# [Prompt]
Scan the data below and pick out the lines containing the word "months".
===============
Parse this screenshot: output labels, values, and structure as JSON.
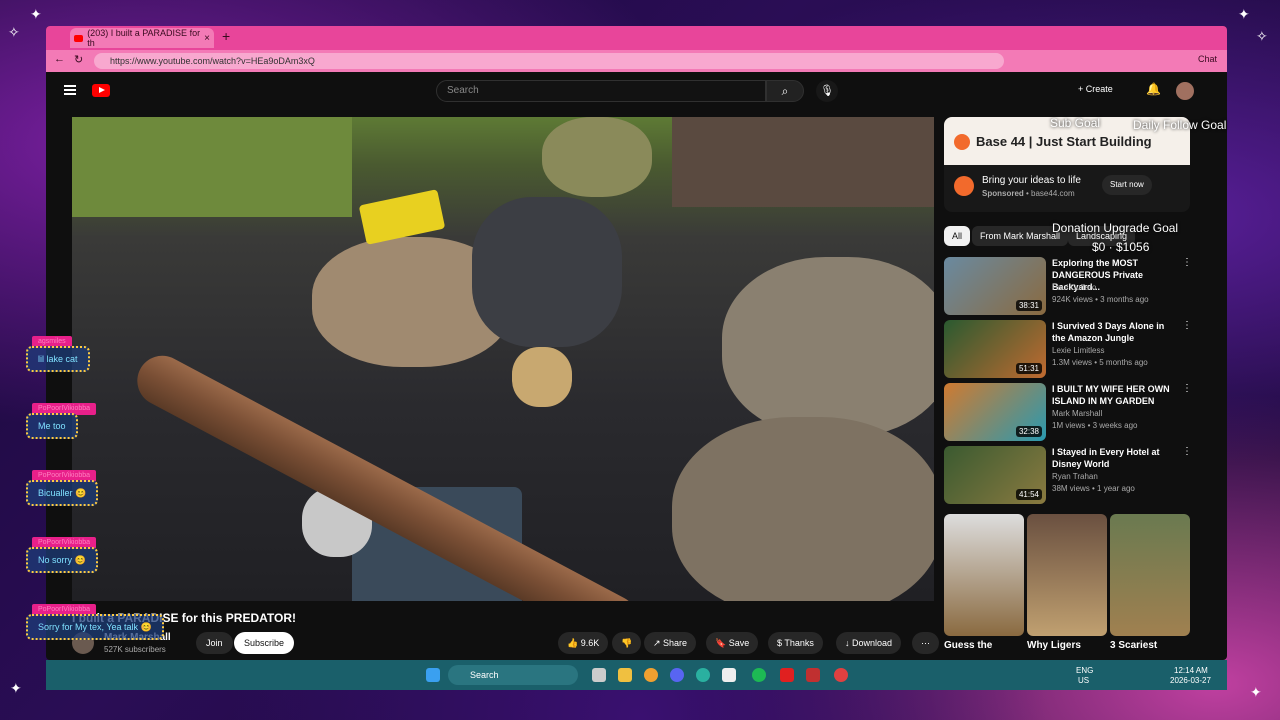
{
  "browser": {
    "tab_title": "(203) I built a PARADISE for th",
    "url": "https://www.youtube.com/watch?v=HEa9oDAm3xQ",
    "chat_label": "Chat"
  },
  "youtube": {
    "search_placeholder": "Search",
    "create_label": "Create",
    "video": {
      "title": "I built a PARADISE for this PREDATOR!",
      "channel": "Mark Marshall",
      "subscribers": "527K subscribers",
      "join_label": "Join",
      "subscribe_label": "Subscribe",
      "likes": "9.6K",
      "share_label": "Share",
      "save_label": "Save",
      "thanks_label": "Thanks",
      "download_label": "Download"
    },
    "ad": {
      "brand": "Base 44",
      "tagline": "Just Start Building",
      "title": "Bring your ideas to life",
      "sponsored": "Sponsored",
      "domain": "base44.com",
      "cta": "Start now"
    },
    "chips": [
      "All",
      "From Mark Marshall",
      "Landscaping"
    ],
    "recommendations": [
      {
        "title": "Exploring the MOST DANGEROUS Private Backyard...",
        "channel": "Paul Cuffaro",
        "meta": "924K views • 3 months ago",
        "duration": "38:31"
      },
      {
        "title": "I Survived 3 Days Alone in the Amazon Jungle",
        "channel": "Lexie Limitless",
        "meta": "1.3M views • 5 months ago",
        "duration": "51:31"
      },
      {
        "title": "I BUILT MY WIFE HER OWN ISLAND IN MY GARDEN",
        "channel": "Mark Marshall",
        "meta": "1M views • 3 weeks ago",
        "duration": "32:38"
      },
      {
        "title": "I Stayed in Every Hotel at Disney World",
        "channel": "Ryan Trahan",
        "meta": "38M views • 1 year ago",
        "duration": "41:54"
      }
    ],
    "shorts": [
      {
        "title": "Guess the"
      },
      {
        "title": "Why Ligers"
      },
      {
        "title": "3 Scariest"
      }
    ]
  },
  "overlay": {
    "sub_goal": "Sub Goal",
    "follow_goal": "Daily Follow Goal",
    "donation_goal": "Donation Upgrade Goal",
    "donation_amount": "$0 · $1056",
    "chat": [
      {
        "name": "agsmiles",
        "msg": "lil lake cat"
      },
      {
        "name": "PoPoorIVikiobba",
        "msg": "Me too"
      },
      {
        "name": "PoPoorIVikiobba",
        "msg": "Bicualler 😊"
      },
      {
        "name": "PoPoorIVikiobba",
        "msg": "No sorry 😊"
      },
      {
        "name": "PoPoorIVikiobba",
        "msg": "Sorry for My tex, Yea talk 😊"
      }
    ]
  },
  "taskbar": {
    "search_label": "Search",
    "lang_top": "ENG",
    "lang_bottom": "US",
    "time": "12:14 AM",
    "date": "2026-03-27"
  },
  "colors": {
    "browser_pink": "#e8459a",
    "yt_red": "#ff0000",
    "taskbar_teal": "#1a5f6a"
  }
}
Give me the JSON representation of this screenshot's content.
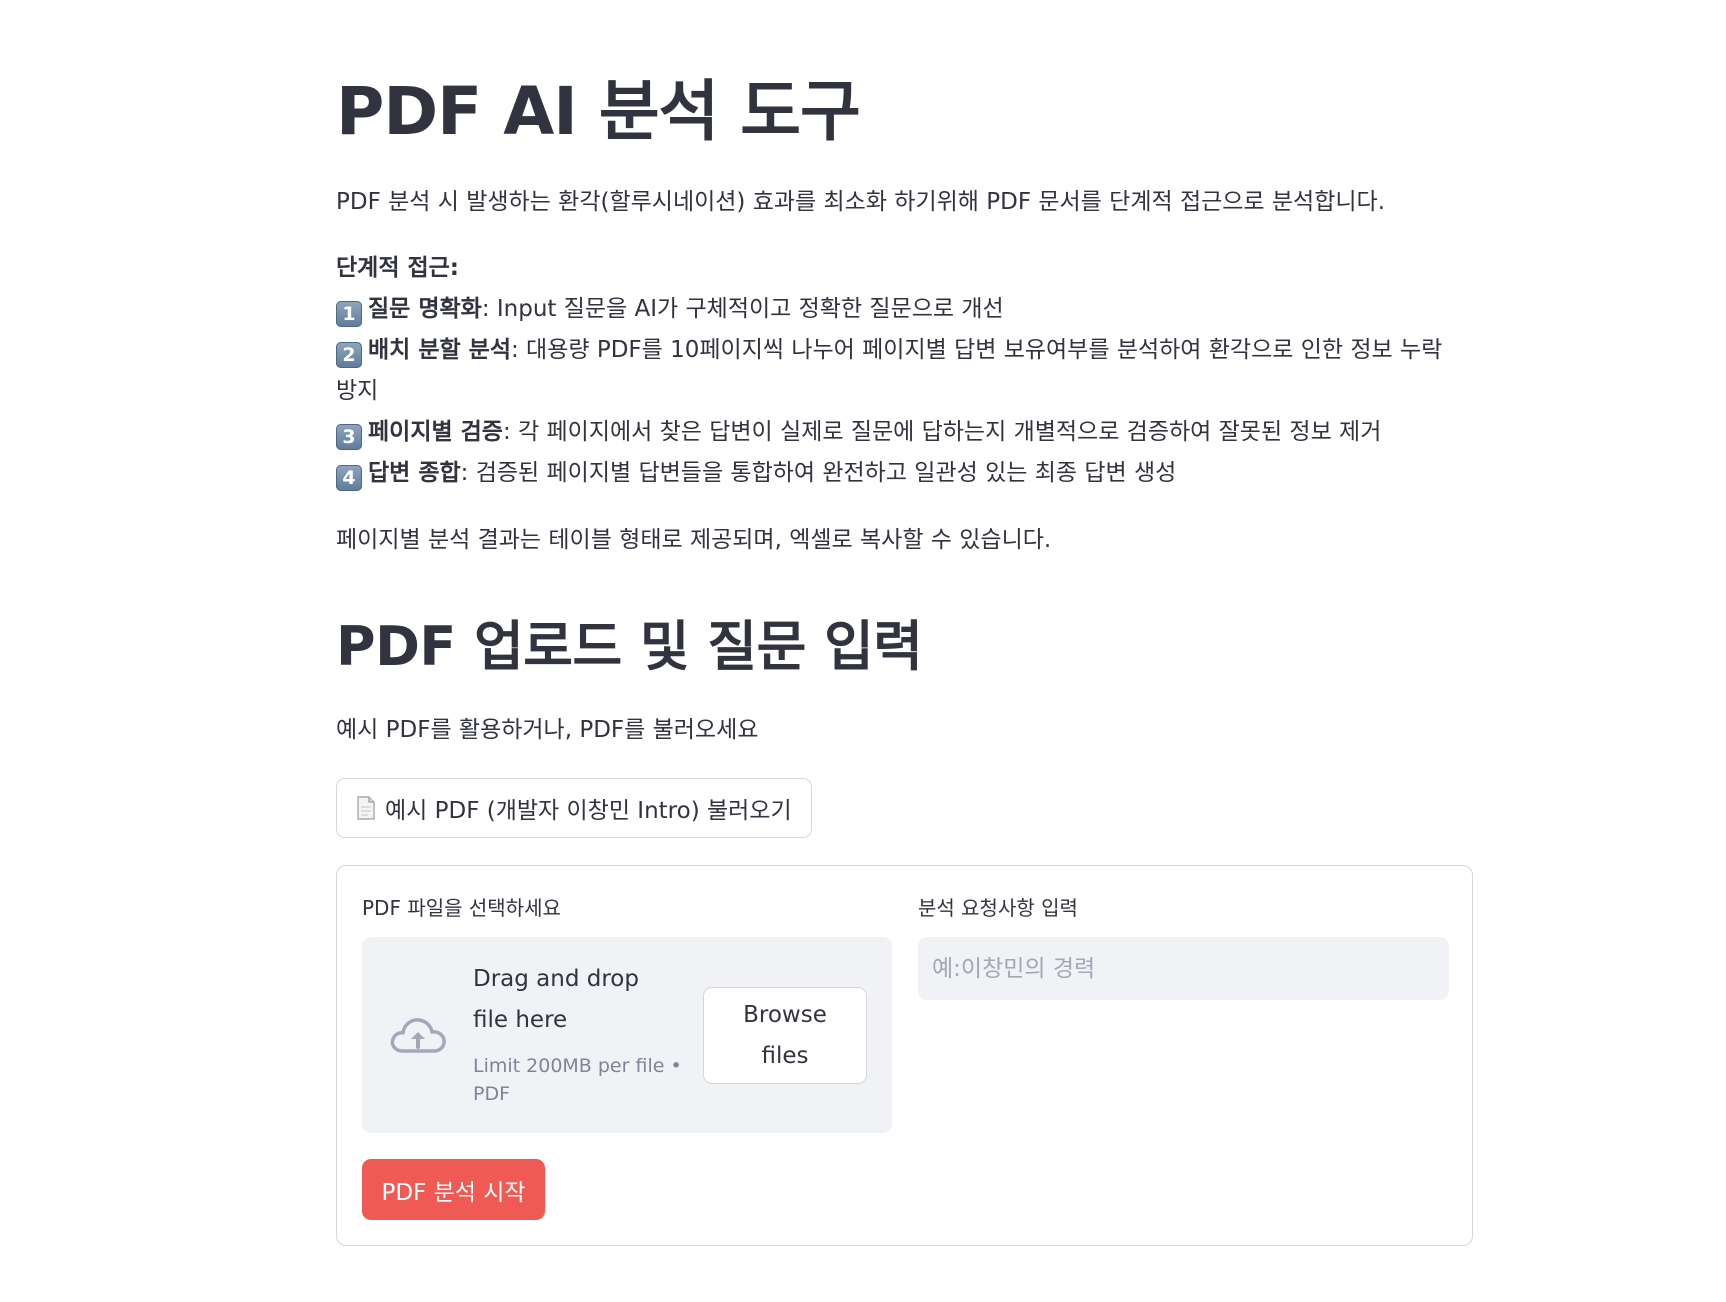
{
  "header": {
    "title": "PDF AI 분석 도구",
    "description": "PDF 분석 시 발생하는 환각(할루시네이션) 효과를 최소화 하기위해 PDF 문서를 단계적 접근으로 분석합니다."
  },
  "steps": {
    "heading": "단계적 접근:",
    "items": [
      {
        "num": "1",
        "title": "질문 명확화",
        "text": ": Input 질문을 AI가 구체적이고 정확한 질문으로 개선"
      },
      {
        "num": "2",
        "title": "배치 분할 분석",
        "text": ": 대용량 PDF를 10페이지씩 나누어 페이지별 답변 보유여부를 분석하여 환각으로 인한 정보 누락",
        "text_cont": "방지"
      },
      {
        "num": "3",
        "title": "페이지별 검증",
        "text": ": 각 페이지에서 찾은 답변이 실제로 질문에 답하는지 개별적으로 검증하여 잘못된 정보 제거"
      },
      {
        "num": "4",
        "title": "답변 종합",
        "text": ": 검증된 페이지별 답변들을 통합하여 완전하고 일관성 있는 최종 답변 생성"
      }
    ],
    "footer": "페이지별 분석 결과는 테이블 형태로 제공되며, 엑셀로 복사할 수 있습니다."
  },
  "upload": {
    "title": "PDF 업로드 및 질문 입력",
    "subtitle": "예시 PDF를 활용하거나, PDF를 불러오세요",
    "example_button": "예시 PDF (개발자 이창민 Intro) 불러오기",
    "file_label": "PDF 파일을 선택하세요",
    "dropzone_title": "Drag and drop file here",
    "dropzone_limit": "Limit 200MB per file • PDF",
    "browse_button": "Browse files",
    "query_label": "분석 요청사항 입력",
    "query_placeholder": "예:이창민의 경력",
    "query_value": "",
    "start_button": "PDF 분석 시작"
  },
  "colors": {
    "text": "#31333f",
    "primary_button": "#ef5a55",
    "input_bg": "#f0f2f6",
    "muted": "#808495"
  }
}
===============
# [Answer for this exercise]
        "meta": "924K views • 3 months ago",
        "meta": "1.3M views • 5 months ago",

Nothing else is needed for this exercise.